- [OBJECTIVE]
The data must be written out once more, precisely as given.

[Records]
* BEGIN *
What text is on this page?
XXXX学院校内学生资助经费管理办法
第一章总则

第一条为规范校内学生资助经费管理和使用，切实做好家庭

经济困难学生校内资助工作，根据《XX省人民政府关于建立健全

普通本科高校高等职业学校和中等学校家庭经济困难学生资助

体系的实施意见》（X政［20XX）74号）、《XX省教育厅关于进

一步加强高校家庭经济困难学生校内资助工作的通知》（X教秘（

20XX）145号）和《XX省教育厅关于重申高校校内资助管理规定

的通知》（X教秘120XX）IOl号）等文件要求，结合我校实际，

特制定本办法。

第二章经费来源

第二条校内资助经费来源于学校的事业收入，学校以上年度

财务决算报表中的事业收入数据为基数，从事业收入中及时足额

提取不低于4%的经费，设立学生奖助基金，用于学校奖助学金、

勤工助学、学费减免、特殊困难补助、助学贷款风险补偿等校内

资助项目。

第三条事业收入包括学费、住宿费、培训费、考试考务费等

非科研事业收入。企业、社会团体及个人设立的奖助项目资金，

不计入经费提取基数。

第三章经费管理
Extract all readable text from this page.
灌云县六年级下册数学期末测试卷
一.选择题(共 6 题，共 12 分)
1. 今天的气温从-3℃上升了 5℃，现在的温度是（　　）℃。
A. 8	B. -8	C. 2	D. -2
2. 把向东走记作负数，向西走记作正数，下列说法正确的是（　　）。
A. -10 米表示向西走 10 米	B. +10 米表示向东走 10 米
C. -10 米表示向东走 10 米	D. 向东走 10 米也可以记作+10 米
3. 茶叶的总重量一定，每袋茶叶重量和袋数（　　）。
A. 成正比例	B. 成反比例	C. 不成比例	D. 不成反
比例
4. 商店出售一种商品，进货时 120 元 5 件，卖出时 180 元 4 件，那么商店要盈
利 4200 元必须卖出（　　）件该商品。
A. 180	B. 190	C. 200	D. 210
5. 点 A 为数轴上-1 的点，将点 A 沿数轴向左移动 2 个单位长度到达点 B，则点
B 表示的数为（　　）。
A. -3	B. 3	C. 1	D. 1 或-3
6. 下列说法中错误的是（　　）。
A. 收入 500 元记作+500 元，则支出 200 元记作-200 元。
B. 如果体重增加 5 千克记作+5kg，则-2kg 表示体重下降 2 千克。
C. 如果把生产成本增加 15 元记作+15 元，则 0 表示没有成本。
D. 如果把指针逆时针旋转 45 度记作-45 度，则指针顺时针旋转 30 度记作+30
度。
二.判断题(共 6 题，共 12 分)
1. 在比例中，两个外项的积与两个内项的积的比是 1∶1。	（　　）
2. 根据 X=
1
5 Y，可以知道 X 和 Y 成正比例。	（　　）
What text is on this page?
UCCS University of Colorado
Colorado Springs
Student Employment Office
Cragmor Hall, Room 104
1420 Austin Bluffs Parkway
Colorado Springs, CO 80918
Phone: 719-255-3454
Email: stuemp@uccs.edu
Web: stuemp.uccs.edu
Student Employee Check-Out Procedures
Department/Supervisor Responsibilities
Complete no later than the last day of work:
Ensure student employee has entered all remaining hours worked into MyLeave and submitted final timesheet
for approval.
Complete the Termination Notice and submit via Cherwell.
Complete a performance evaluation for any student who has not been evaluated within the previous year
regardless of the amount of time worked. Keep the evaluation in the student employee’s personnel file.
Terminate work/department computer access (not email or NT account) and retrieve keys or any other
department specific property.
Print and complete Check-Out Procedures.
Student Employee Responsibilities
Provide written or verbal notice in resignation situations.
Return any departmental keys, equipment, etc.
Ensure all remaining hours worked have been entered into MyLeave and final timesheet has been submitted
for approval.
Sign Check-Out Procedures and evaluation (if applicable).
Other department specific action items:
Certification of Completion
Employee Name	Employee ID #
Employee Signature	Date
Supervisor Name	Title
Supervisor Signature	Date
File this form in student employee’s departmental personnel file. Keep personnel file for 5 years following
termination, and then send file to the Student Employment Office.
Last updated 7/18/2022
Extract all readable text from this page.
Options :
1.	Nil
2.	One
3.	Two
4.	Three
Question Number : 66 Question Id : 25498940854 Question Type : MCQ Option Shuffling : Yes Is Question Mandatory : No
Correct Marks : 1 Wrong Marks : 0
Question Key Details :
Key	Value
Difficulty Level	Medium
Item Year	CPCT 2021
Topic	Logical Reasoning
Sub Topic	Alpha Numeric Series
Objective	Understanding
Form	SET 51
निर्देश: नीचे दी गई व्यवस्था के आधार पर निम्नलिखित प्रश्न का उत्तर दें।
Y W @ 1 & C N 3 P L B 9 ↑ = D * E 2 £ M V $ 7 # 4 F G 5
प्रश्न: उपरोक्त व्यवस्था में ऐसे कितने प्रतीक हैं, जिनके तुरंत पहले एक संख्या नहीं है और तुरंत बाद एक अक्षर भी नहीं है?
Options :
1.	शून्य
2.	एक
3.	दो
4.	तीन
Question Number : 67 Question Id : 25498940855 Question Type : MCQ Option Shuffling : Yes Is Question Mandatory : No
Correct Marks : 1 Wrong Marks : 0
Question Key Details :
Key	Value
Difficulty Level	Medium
* END *
- [COMPLETE RESPONSE]
What text is on this page?
XXXX学院校内学生资助经费管理办法
第一章总则

第一条为规范校内学生资助经费管理和使用，切实做好家庭

经济困难学生校内资助工作，根据《XX省人民政府关于建立健全

普通本科高校高等职业学校和中等学校家庭经济困难学生资助

体系的实施意见》（X政［20XX）74号）、《XX省教育厅关于进

一步加强高校家庭经济困难学生校内资助工作的通知》（X教秘（

20XX）145号）和《XX省教育厅关于重申高校校内资助管理规定

的通知》（X教秘120XX）IOl号）等文件要求，结合我校实际，

特制定本办法。

第二章经费来源

第二条校内资助经费来源于学校的事业收入，学校以上年度

财务决算报表中的事业收入数据为基数，从事业收入中及时足额

提取不低于4%的经费，设立学生奖助基金，用于学校奖助学金、

勤工助学、学费减免、特殊困难补助、助学贷款风险补偿等校内

资助项目。

第三条事业收入包括学费、住宿费、培训费、考试考务费等

非科研事业收入。企业、社会团体及个人设立的奖助项目资金，

不计入经费提取基数。

第三章经费管理
Extract all readable text from this page.
灌云县六年级下册数学期末测试卷
一.选择题(共 6 题，共 12 分)
1. 今天的气温从-3℃上升了 5℃，现在的温度是（　　）℃。
A. 8	B. -8	C. 2	D. -2
2. 把向东走记作负数，向西走记作正数，下列说法正确的是（　　）。
A. -10 米表示向西走 10 米	B. +10 米表示向东走 10 米
C. -10 米表示向东走 10 米	D. 向东走 10 米也可以记作+10 米
3. 茶叶的总重量一定，每袋茶叶重量和袋数（　　）。
A. 成正比例	B. 成反比例	C. 不成比例	D. 不成反
比例
4. 商店出售一种商品，进货时 120 元 5 件，卖出时 180 元 4 件，那么商店要盈
利 4200 元必须卖出（　　）件该商品。
A. 180	B. 190	C. 200	D. 210
5. 点 A 为数轴上-1 的点，将点 A 沿数轴向左移动 2 个单位长度到达点 B，则点
B 表示的数为（　　）。
A. -3	B. 3	C. 1	D. 1 或-3
6. 下列说法中错误的是（　　）。
A. 收入 500 元记作+500 元，则支出 200 元记作-200 元。
B. 如果体重增加 5 千克记作+5kg，则-2kg 表示体重下降 2 千克。
C. 如果把生产成本增加 15 元记作+15 元，则 0 表示没有成本。
D. 如果把指针逆时针旋转 45 度记作-45 度，则指针顺时针旋转 30 度记作+30
度。
二.判断题(共 6 题，共 12 分)
1. 在比例中，两个外项的积与两个内项的积的比是 1∶1。	（　　）
2. 根据 X=
1
5 Y，可以知道 X 和 Y 成正比例。	（　　）
What text is on this page?
UCCS University of Colorado
Colorado Springs
Student Employment Office
Cragmor Hall, Room 104
1420 Austin Bluffs Parkway
Colorado Springs, CO 80918
Phone: 719-255-3454
Email: stuemp@uccs.edu
Web: stuemp.uccs.edu
Student Employee Check-Out Procedures
Department/Supervisor Responsibilities
Complete no later than the last day of work:
Ensure student employee has entered all remaining hours worked into MyLeave and submitted final timesheet
for approval.
Complete the Termination Notice and submit via Cherwell.
Complete a performance evaluation for any student who has not been evaluated within the previous year
regardless of the amount of time worked. Keep the evaluation in the student employee’s personnel file.
Terminate work/department computer access (not email or NT account) and retrieve keys or any other
department specific property.
Print and complete Check-Out Procedures.
Student Employee Responsibilities
Provide written or verbal notice in resignation situations.
Return any departmental keys, equipment, etc.
Ensure all remaining hours worked have been entered into MyLeave and final timesheet has been submitted
for approval.
Sign Check-Out Procedures and evaluation (if applicable).
Other department specific action items:
Certification of Completion
Employee Name	Employee ID #
Employee Signature	Date
Supervisor Name	Title
Supervisor Signature	Date
File this form in student employee’s departmental personnel file. Keep personnel file for 5 years following
termination, and then send file to the Student Employment Office.
Last updated 7/18/2022
Extract all readable text from this page.
Options :
1.	Nil
2.	One
3.	Two
4.	Three
Question Number : 66 Question Id : 25498940854 Question Type : MCQ Option Shuffling : Yes Is Question Mandatory : No
Correct Marks : 1 Wrong Marks : 0
Question Key Details :
Key	Value
Difficulty Level	Medium
Item Year	CPCT 2021
Topic	Logical Reasoning
Sub Topic	Alpha Numeric Series
Objective	Understanding
Form	SET 51
निर्देश: नीचे दी गई व्यवस्था के आधार पर निम्नलिखित प्रश्न का उत्तर दें।
Y W @ 1 & C N 3 P L B 9 ↑ = D * E 2 £ M V $ 7 # 4 F G 5
प्रश्न: उपरोक्त व्यवस्था में ऐसे कितने प्रतीक हैं, जिनके तुरंत पहले एक संख्या नहीं है और तुरंत बाद एक अक्षर भी नहीं है?
Options :
1.	शून्य
2.	एक
3.	दो
4.	तीन
Question Number : 67 Question Id : 25498940855 Question Type : MCQ Option Shuffling : Yes Is Question Mandatory : No
Correct Marks : 1 Wrong Marks : 0
Question Key Details :
Key	Value
Difficulty Level	Medium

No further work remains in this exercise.